## Passage shown
= = = = =
Step 3: Do the job right and listen to your professionals. Too often we are blinded by the thought of saving a few bucks here and there only to undermine the lasting integrity of someting over the long haul. Spending a little more at the time of installation can save you massive amounts of money and time down the road. Case in point…valves/plumbing that are hidden behind a wall. Also consider fixtures like faucets that take the abuse of every day use. Your contractor usually knows which is a good product and which isn’t. Listen to them…you’ll be glad you did!!

Step 4: Remain focused and involved. No one likes a customer breathing down their neck at every turn in the project but a well advised and informed one will help keep a contractor updated on what is to be expected of them and the customer aware of any potential issues that they may come across. Further, it helps to ensure that the project comes out right the first time and can aid in dealing with roadbloacks or design challenges. Life tends to get busy and Murphy’s Law can apply, don’t let distractions draw your attention away from your investment. Stay involved until the very end!!!

 

I purchased this condo in Monterey Hills just over 3 years ago and did a massive remodel on almost every aspect of the interior…with the exception of the bathroom!! Well enough was enough, and as you can see from above it went from the ugly duckling to a thing of sharp modern beauty

A Lesson in Being a Real Estate Investor or Landlord…

 

Real Estate Investments Require “Ongoing” Investment

 

The above phrase is something that needs to be understood for anyone looking at the prospect of buying investment real estate or even a primary residence for that matter. As we all know things fall apart, but there are several things that we can do to prepare ourselves for those times. This is a key part of what I bring to the table for my clients, and now with further first hand knowledge I will only add more value to the transaction. There are several systems that any potential buyer should be looking at, that doesn’t always mean they will be fixed before the close of escrow but at least you will know what you are getting into. Some of the obvious but often overlooked are the following:

 

1. HVAC, heating and cooling systems need to be thoroughly looked at to avoid large costs to replace or repair. Sometimes a simple electrical fix or preventive maintenance can extend the life of this system and be a uge cost savings

 

2. Roofing, the roof of a home is what keeps us dry, warm and sealed in. A small breach in flashing or old mastic material in an otherwise solid roof can compromise that system and lead to a wide range of problems. Even someting as innocent as over filled rain gutters can be a culprit. A thorough inspection needs to be done, often by a roofing specialist if your inspector calls out for one take their advice!
= = = = =
## Extracted records
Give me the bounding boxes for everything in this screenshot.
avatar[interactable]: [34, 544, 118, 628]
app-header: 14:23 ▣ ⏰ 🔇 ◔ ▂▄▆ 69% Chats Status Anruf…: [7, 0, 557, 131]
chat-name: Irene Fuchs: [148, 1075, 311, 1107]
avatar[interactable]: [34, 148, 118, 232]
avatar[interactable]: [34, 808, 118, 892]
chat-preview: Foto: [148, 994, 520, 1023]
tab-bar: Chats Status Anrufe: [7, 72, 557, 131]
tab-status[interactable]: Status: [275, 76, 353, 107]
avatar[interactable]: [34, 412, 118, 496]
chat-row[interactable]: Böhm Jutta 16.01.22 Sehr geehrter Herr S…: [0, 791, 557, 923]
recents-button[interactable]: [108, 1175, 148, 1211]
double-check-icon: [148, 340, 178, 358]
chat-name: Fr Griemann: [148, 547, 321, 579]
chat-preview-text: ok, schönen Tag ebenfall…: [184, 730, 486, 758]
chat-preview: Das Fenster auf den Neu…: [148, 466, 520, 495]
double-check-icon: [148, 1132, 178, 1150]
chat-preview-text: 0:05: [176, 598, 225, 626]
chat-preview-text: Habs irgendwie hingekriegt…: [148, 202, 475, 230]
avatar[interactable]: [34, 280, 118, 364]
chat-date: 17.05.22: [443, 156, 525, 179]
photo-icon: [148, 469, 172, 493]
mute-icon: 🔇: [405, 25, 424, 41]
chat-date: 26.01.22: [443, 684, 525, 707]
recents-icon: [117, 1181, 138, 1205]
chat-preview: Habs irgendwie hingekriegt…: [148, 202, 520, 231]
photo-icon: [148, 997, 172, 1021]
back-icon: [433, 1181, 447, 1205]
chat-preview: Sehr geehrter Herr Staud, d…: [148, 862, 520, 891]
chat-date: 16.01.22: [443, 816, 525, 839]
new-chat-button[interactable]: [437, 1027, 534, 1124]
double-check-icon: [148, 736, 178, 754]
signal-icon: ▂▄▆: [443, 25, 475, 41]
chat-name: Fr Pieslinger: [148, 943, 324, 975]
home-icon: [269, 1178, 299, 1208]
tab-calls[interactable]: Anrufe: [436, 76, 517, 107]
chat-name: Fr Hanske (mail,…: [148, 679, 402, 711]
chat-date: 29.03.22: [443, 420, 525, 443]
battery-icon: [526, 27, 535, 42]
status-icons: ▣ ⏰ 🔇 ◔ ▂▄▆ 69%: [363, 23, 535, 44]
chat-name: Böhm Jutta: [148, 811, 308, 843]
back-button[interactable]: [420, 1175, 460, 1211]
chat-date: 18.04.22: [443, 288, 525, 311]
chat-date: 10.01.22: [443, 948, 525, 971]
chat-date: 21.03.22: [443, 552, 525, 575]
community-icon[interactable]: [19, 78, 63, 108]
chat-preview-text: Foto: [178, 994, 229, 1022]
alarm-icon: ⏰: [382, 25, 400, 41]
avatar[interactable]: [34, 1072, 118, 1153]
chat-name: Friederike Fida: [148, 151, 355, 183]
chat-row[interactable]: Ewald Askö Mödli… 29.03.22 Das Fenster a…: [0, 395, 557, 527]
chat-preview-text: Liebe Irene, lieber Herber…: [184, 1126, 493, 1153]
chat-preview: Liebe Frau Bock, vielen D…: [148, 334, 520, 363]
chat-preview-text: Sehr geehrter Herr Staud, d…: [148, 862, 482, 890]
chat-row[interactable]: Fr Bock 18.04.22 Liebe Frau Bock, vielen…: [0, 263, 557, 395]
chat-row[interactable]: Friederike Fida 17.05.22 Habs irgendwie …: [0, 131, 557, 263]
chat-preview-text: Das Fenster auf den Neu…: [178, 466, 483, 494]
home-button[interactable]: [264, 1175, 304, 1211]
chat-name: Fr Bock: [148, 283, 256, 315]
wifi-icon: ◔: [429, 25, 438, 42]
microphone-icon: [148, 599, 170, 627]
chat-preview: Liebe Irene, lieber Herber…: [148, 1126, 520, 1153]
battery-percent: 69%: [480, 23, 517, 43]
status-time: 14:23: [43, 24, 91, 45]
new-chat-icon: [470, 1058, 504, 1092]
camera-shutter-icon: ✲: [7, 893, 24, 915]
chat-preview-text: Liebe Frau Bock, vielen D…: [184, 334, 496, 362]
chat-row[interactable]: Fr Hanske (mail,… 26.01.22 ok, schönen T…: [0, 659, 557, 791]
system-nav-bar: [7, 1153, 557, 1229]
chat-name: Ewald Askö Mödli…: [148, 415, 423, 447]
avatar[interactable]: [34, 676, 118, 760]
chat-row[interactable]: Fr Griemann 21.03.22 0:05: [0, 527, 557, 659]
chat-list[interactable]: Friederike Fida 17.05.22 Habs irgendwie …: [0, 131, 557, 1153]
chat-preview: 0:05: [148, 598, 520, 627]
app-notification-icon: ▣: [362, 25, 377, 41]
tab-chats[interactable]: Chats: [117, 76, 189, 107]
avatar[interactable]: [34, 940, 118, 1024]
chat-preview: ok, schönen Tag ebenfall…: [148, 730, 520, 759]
= = = = =
## Apply what you read
**A.** Write out the part of the real estate post from "1. HVAC, heating" up to and including "take their advice!".
**B.** In the real estate post, which room was excluded from the massive remodel of the condo in Monterey Hills?
The records have no connection to the real estate post.

## Answers by item number
**A.**
1. HVAC, heating and cooling systems need to be thoroughly looked at to avoid large costs to replace or repair. Sometimes a simple electrical fix or preventive maintenance can extend the life of this system and be a uge cost savings

 

2. Roofing, the roof of a home is what keeps us dry, warm and sealed in. A small breach in flashing or old mastic material in an otherwise solid roof can compromise that system and lead to a wide range of problems. Even someting as innocent as over filled rain gutters can be a culprit. A thorough inspection needs to be done, often by a roofing specialist if your inspector calls out for one take their advice!

**B.** The bathroom.